┏━━
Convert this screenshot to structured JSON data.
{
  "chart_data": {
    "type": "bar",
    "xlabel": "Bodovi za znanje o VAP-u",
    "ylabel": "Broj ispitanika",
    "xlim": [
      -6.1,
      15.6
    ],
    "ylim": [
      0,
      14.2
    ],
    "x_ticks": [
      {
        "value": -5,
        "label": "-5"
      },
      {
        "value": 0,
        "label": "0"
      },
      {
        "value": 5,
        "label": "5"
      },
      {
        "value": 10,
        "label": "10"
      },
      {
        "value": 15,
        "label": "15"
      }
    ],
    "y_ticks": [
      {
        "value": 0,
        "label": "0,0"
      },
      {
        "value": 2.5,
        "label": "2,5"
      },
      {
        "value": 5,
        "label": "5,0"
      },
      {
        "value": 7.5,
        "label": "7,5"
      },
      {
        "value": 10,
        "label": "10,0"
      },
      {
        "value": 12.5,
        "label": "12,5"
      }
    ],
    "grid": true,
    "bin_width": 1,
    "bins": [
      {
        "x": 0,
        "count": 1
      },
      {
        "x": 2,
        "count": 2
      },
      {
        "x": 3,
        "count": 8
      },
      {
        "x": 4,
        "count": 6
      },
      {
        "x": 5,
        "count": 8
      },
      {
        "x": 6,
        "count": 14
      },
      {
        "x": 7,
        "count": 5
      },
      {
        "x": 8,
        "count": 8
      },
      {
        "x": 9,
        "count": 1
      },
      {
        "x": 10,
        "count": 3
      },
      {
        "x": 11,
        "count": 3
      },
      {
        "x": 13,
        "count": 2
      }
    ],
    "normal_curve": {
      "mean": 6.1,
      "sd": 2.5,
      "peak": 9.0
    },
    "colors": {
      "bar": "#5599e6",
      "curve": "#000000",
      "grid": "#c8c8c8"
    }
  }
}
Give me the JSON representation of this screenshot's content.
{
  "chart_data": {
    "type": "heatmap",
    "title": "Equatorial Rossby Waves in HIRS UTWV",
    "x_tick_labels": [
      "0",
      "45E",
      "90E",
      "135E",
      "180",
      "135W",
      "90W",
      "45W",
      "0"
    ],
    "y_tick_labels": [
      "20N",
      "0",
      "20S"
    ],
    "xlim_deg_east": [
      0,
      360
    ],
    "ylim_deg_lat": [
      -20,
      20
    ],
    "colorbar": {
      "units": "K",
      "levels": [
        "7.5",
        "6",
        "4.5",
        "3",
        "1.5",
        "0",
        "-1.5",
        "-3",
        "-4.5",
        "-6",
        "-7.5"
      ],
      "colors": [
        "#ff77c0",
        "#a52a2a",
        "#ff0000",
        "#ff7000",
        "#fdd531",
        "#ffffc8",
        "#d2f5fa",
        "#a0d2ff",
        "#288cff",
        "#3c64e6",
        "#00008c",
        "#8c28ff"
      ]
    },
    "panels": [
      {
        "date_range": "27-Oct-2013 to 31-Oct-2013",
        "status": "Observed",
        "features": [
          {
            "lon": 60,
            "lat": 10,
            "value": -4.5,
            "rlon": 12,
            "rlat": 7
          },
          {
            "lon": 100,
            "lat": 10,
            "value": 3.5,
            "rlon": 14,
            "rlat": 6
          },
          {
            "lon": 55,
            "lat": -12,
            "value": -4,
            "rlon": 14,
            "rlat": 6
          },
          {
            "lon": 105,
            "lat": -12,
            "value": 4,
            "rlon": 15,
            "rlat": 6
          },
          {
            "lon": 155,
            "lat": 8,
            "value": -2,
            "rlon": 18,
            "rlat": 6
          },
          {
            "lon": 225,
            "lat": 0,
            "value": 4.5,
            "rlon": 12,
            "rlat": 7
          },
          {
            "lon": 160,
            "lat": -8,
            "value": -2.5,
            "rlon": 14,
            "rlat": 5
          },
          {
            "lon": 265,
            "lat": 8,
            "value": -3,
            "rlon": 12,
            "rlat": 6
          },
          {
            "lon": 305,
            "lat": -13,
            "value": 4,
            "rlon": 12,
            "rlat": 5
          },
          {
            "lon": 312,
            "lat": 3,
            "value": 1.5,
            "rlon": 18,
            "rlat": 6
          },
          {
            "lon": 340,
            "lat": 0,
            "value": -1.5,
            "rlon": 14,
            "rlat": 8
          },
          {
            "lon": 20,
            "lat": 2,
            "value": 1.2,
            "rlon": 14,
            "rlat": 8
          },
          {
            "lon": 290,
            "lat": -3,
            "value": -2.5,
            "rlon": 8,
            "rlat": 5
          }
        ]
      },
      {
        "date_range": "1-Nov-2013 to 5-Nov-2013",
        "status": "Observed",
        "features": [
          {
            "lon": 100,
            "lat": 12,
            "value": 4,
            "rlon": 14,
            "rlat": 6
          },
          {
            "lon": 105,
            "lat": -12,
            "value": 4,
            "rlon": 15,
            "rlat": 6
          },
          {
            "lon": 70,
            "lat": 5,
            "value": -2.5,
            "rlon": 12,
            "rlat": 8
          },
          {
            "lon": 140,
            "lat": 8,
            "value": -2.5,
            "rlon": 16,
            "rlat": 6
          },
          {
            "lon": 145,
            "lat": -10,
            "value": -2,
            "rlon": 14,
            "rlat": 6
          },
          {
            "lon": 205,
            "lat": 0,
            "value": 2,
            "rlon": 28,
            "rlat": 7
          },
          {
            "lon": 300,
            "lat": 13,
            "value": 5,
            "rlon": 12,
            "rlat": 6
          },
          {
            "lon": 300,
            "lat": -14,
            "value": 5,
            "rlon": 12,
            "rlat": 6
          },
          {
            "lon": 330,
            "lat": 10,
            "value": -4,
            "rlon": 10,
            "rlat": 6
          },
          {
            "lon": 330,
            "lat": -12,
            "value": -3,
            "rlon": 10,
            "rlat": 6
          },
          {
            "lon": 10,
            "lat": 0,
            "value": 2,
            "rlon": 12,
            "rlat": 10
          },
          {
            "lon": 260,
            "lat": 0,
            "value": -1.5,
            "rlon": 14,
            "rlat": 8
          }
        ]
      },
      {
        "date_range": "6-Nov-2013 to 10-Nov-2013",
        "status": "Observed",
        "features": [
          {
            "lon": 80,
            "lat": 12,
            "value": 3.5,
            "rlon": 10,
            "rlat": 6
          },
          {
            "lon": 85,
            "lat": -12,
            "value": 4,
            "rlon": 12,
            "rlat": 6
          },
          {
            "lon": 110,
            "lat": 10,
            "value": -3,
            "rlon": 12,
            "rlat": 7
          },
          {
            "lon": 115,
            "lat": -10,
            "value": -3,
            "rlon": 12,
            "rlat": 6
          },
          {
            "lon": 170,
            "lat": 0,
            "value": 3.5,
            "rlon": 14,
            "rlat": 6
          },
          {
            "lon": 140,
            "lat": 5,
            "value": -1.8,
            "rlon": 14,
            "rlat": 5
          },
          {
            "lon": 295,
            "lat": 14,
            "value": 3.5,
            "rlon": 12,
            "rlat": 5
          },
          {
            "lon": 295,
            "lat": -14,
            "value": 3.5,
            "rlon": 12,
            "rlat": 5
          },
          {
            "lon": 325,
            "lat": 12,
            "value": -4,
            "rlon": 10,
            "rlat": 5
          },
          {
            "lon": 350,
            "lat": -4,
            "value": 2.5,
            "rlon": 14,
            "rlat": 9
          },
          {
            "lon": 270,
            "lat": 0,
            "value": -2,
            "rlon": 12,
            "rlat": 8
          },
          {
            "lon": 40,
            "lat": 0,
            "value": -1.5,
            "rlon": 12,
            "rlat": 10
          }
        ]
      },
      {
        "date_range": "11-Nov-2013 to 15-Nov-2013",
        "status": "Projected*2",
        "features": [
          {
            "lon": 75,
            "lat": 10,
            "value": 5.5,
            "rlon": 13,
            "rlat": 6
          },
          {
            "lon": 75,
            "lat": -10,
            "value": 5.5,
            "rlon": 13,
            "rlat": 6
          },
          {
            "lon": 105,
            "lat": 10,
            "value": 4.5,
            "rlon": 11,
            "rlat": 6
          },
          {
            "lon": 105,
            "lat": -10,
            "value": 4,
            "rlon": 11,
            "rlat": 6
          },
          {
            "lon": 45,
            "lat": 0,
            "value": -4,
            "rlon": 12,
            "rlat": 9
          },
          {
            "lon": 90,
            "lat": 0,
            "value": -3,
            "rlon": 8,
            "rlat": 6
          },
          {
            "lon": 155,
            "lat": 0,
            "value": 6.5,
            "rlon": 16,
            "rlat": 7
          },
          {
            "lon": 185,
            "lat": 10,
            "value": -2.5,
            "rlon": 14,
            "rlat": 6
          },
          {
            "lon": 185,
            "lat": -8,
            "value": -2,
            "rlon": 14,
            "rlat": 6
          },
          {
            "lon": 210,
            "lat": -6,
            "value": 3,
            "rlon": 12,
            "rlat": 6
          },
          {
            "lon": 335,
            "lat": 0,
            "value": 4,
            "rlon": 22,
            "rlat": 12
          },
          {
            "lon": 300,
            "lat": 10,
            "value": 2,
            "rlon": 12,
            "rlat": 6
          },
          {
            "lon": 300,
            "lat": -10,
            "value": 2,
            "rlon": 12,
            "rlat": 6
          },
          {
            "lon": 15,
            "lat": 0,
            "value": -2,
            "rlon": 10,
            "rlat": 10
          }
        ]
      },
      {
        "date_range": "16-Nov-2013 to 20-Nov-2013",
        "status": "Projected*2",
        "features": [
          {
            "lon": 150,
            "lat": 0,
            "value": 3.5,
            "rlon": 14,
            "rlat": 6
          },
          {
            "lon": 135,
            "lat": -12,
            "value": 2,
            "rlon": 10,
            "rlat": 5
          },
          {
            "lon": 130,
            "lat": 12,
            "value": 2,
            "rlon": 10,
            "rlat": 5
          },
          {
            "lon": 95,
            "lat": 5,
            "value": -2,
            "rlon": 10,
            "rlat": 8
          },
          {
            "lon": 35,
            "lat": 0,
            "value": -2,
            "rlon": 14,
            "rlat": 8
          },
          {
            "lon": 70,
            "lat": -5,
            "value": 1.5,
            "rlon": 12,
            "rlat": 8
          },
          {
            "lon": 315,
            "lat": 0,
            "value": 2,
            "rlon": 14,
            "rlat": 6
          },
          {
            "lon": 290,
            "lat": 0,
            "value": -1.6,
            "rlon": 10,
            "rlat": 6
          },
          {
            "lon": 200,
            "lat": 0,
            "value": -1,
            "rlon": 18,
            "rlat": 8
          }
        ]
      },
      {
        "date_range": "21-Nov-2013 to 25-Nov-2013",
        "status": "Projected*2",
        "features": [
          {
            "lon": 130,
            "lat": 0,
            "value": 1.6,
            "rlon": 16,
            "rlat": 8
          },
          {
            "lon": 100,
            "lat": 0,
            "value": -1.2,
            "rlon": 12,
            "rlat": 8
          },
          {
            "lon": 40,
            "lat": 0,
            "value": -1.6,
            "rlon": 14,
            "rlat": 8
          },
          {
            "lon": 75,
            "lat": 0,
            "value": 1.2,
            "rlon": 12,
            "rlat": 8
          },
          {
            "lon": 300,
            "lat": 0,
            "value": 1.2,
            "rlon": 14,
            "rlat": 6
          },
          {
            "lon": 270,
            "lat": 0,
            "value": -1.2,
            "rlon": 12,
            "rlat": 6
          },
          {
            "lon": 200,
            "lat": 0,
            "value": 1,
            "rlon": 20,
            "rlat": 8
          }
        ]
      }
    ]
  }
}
┗━━
■ What is required ■
Lines that hold "JSON" are the ones to copy; find all of them.

■ Task output ■
Convert this screenshot to structured JSON data.
Give me the JSON representation of this screenshot's content.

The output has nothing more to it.